**What the task asks**
Copy out every record precisely.
== Raw data ==
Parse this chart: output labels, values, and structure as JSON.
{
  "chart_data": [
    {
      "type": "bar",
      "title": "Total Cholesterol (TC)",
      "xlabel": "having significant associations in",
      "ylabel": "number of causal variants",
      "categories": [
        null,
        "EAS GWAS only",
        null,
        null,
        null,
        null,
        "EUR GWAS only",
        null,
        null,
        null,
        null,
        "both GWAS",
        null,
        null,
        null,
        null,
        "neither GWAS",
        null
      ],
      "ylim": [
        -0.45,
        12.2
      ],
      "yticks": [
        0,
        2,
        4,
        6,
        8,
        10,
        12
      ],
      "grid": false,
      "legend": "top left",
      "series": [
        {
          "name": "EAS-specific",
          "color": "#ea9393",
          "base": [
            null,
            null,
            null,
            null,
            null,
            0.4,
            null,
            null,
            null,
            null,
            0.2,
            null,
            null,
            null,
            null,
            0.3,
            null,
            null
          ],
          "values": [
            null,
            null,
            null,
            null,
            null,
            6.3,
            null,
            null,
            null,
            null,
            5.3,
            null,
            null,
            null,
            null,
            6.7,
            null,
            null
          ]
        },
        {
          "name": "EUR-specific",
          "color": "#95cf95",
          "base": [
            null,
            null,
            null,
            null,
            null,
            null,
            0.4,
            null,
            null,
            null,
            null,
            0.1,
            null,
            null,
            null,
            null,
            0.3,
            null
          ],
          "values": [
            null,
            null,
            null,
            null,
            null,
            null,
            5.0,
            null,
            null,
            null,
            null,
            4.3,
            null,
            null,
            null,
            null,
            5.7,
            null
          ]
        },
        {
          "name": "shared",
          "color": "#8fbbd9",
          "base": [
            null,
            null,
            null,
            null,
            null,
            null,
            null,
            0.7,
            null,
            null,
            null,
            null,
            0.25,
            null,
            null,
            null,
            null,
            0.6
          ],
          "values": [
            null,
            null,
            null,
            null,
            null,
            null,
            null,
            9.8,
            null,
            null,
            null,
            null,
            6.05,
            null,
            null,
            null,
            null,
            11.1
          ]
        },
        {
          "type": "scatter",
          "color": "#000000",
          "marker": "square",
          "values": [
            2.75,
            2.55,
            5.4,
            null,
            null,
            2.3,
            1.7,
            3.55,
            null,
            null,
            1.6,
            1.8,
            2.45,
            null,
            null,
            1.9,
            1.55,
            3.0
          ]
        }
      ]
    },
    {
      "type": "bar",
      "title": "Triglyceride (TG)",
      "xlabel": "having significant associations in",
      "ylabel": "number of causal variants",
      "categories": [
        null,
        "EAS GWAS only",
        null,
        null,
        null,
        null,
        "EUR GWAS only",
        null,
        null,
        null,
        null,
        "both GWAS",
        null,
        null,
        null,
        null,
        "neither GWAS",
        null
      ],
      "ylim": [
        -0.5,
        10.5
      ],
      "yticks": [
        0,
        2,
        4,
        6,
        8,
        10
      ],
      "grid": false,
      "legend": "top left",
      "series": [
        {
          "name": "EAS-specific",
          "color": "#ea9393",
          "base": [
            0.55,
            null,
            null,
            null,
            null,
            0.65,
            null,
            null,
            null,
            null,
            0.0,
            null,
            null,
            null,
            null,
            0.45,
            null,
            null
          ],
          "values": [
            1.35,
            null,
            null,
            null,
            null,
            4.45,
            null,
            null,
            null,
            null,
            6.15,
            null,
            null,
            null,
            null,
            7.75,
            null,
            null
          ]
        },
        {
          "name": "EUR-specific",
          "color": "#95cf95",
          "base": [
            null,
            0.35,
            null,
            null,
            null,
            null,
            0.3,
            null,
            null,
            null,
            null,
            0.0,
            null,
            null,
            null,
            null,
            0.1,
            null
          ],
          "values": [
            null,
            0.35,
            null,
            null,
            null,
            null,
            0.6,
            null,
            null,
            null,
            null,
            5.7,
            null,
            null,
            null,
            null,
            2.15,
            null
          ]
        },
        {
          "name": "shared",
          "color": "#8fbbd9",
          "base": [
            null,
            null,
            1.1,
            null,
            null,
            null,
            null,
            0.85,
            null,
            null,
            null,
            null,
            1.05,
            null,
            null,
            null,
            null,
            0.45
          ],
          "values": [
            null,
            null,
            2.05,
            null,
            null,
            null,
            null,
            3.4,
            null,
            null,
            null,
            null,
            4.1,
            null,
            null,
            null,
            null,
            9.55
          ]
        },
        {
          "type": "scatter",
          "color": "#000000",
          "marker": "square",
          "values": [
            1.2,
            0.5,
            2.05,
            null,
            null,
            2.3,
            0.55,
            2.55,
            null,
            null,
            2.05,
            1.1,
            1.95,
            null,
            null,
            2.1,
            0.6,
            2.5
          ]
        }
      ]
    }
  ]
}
===
**The solution**
Parse this chart: output labels, values, and structure as JSON.
{
  "chart_data": [
    {
      "type": "bar",
      "title": "Total Cholesterol (TC)",
      "xlabel": "having significant associations in",
      "ylabel": "number of causal variants",
      "categories": [
        null,
        "EAS GWAS only",
        null,
        null,
        null,
        null,
        "EUR GWAS only",
        null,
        null,
        null,
        null,
        "both GWAS",
        null,
        null,
        null,
        null,
        "neither GWAS",
        null
      ],
      "ylim": [
        -0.45,
        12.2
      ],
      "yticks": [
        0,
        2,
        4,
        6,
        8,
        10,
        12
      ],
      "grid": false,
      "legend": "top left",
      "series": [
        {
          "name": "EAS-specific",
          "color": "#ea9393",
          "base": [
            null,
            null,
            null,
            null,
            null,
            0.4,
            null,
            null,
            null,
            null,
            0.2,
            null,
            null,
            null,
            null,
            0.3,
            null,
            null
          ],
          "values": [
            null,
            null,
            null,
            null,
            null,
            6.3,
            null,
            null,
            null,
            null,
            5.3,
            null,
            null,
            null,
            null,
            6.7,
            null,
            null
          ]
        },
        {
          "name": "EUR-specific",
          "color": "#95cf95",
          "base": [
            null,
            null,
            null,
            null,
            null,
            null,
            0.4,
            null,
            null,
            null,
            null,
            0.1,
            null,
            null,
            null,
            null,
            0.3,
            null
          ],
          "values": [
            null,
            null,
            null,
            null,
            null,
            null,
            5.0,
            null,
            null,
            null,
            null,
            4.3,
            null,
            null,
            null,
            null,
            5.7,
            null
          ]
        },
        {
          "name": "shared",
          "color": "#8fbbd9",
          "base": [
            null,
            null,
            null,
            null,
            null,
            null,
            null,
            0.7,
            null,
            null,
            null,
            null,
            0.25,
            null,
            null,
            null,
            null,
            0.6
          ],
          "values": [
            null,
            null,
            null,
            null,
            null,
            null,
            null,
            9.8,
            null,
            null,
            null,
            null,
            6.05,
            null,
            null,
            null,
            null,
            11.1
          ]
        },
        {
          "type": "scatter",
          "color": "#000000",
          "marker": "square",
          "values": [
            2.75,
            2.55,
            5.4,
            null,
            null,
            2.3,
            1.7,
            3.55,
            null,
            null,
            1.6,
            1.8,
            2.45,
            null,
            null,
            1.9,
            1.55,
            3.0
          ]
        }
      ]
    },
    {
      "type": "bar",
      "title": "Triglyceride (TG)",
      "xlabel": "having significant associations in",
      "ylabel": "number of causal variants",
      "categories": [
        null,
        "EAS GWAS only",
        null,
        null,
        null,
        null,
        "EUR GWAS only",
        null,
        null,
        null,
        null,
        "both GWAS",
        null,
        null,
        null,
        null,
        "neither GWAS",
        null
      ],
      "ylim": [
        -0.5,
        10.5
      ],
      "yticks": [
        0,
        2,
        4,
        6,
        8,
        10
      ],
      "grid": false,
      "legend": "top left",
      "series": [
        {
          "name": "EAS-specific",
          "color": "#ea9393",
          "base": [
            0.55,
            null,
            null,
            null,
            null,
            0.65,
            null,
            null,
            null,
            null,
            0.0,
            null,
            null,
            null,
            null,
            0.45,
            null,
            null
          ],
          "values": [
            1.35,
            null,
            null,
            null,
            null,
            4.45,
            null,
            null,
            null,
            null,
            6.15,
            null,
            null,
            null,
            null,
            7.75,
            null,
            null
          ]
        },
        {
          "name": "EUR-specific",
          "color": "#95cf95",
          "base": [
            null,
            0.35,
            null,
            null,
            null,
            null,
            0.3,
            null,
            null,
            null,
            null,
            0.0,
            null,
            null,
            null,
            null,
            0.1,
            null
          ],
          "values": [
            null,
            0.35,
            null,
            null,
            null,
            null,
            0.6,
            null,
            null,
            null,
            null,
            5.7,
            null,
            null,
            null,
            null,
            2.15,
            null
          ]
        },
        {
          "name": "shared",
          "color": "#8fbbd9",
          "base": [
            null,
            null,
            1.1,
            null,
            null,
            null,
            null,
            0.85,
            null,
            null,
            null,
            null,
            1.05,
            null,
            null,
            null,
            null,
            0.45
          ],
          "values": [
            null,
            null,
            2.05,
            null,
            null,
            null,
            null,
            3.4,
            null,
            null,
            null,
            null,
            4.1,
            null,
            null,
            null,
            null,
            9.55
          ]
        },
        {
          "type": "scatter",
          "color": "#000000",
          "marker": "square",
          "values": [
            1.2,
            0.5,
            2.05,
            null,
            null,
            2.3,
            0.55,
            2.55,
            null,
            null,
            2.05,
            1.1,
            1.95,
            null,
            null,
            2.1,
            0.6,
            2.5
          ]
        }
      ]
    }
  ]
}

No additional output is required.